# WHAT NEEDS TO BE DONE:
Which lines of the records below contain the string "editor"? Report each of them.
--- DATA RECORDS Enclosed Below ---
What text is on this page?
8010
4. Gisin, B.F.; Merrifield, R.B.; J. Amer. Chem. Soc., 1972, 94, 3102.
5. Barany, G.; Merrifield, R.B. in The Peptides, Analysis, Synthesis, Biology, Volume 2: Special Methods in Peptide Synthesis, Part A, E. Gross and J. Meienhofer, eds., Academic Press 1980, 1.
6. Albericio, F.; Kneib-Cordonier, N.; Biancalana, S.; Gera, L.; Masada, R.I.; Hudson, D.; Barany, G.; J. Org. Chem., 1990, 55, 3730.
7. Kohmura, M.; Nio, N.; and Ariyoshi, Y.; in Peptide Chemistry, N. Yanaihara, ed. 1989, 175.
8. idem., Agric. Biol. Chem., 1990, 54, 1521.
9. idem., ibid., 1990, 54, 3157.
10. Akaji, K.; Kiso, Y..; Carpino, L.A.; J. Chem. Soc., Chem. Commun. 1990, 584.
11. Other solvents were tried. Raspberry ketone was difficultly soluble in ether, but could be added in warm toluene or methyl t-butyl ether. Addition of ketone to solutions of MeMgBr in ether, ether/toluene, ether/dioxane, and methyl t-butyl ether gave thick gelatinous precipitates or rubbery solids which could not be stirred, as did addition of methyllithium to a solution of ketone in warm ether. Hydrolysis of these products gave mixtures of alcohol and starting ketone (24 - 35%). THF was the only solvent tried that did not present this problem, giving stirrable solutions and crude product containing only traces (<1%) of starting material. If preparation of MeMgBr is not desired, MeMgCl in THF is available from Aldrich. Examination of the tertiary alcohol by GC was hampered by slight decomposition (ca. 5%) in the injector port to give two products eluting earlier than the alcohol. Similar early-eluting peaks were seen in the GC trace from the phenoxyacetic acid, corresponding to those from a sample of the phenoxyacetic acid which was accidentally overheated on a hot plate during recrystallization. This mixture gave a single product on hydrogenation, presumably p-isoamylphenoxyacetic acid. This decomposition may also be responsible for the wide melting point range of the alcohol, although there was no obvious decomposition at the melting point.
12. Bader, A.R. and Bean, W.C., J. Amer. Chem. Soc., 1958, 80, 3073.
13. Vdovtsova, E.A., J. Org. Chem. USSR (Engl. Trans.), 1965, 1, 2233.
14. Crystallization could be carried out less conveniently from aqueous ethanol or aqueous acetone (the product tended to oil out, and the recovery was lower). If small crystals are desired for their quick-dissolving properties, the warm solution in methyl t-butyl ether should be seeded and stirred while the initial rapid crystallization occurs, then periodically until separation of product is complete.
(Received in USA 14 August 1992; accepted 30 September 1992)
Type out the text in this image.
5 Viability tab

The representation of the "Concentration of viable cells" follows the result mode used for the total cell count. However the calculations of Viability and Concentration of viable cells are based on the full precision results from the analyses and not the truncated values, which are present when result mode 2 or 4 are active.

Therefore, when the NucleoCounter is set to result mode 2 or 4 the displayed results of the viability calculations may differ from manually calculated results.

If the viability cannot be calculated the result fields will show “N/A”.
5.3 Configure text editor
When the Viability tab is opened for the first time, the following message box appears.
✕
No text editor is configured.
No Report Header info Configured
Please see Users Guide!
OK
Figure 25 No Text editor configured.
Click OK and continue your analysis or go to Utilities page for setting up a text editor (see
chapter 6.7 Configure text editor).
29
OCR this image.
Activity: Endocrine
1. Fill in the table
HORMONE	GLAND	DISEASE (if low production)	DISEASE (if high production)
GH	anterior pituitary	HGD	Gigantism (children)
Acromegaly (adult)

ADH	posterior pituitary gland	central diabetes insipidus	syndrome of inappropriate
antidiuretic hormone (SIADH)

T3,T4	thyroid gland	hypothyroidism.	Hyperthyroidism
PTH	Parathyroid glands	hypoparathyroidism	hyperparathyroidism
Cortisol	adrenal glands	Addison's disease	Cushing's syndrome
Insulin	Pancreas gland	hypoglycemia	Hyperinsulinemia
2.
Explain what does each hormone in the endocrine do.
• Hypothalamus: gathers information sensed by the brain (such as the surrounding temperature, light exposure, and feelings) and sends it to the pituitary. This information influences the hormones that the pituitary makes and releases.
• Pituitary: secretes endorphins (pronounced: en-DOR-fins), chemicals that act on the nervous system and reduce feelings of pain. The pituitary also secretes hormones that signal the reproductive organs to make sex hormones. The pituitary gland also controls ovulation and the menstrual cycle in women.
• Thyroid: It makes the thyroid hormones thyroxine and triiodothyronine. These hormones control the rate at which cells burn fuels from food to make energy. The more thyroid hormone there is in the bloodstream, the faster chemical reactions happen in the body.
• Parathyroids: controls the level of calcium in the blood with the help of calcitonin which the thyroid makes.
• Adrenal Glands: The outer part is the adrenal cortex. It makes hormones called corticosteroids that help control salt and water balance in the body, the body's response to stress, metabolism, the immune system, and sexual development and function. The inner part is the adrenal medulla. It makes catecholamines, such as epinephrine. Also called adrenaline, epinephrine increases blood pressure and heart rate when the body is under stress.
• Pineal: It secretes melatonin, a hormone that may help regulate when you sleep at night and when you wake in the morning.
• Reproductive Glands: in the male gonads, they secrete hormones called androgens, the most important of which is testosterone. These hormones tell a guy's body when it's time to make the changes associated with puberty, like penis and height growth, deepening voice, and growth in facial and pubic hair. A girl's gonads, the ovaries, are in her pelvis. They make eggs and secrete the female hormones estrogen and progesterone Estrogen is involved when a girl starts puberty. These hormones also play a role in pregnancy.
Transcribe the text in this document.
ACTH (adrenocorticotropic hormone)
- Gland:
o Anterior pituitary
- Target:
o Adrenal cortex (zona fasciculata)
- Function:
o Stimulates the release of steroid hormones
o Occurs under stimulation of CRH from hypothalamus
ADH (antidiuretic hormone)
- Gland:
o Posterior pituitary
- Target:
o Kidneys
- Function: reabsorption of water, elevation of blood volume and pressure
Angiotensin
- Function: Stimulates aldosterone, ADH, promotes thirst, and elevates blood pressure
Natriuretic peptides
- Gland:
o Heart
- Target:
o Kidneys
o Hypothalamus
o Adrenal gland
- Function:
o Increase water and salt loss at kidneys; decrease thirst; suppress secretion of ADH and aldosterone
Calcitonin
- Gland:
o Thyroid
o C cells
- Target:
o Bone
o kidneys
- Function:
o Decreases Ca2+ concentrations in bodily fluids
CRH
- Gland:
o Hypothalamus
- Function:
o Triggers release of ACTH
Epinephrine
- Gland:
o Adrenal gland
--- End of Enclosed DATA RECORDS ---
# OUTPUT OF THE EXERCISE:
5.3 Configure text editor
No text editor is configured.
Figure 25 No Text editor configured.
Click OK and continue your analysis or go to Utilities page for setting up a text editor (see
chapter 6.7 Configure text editor).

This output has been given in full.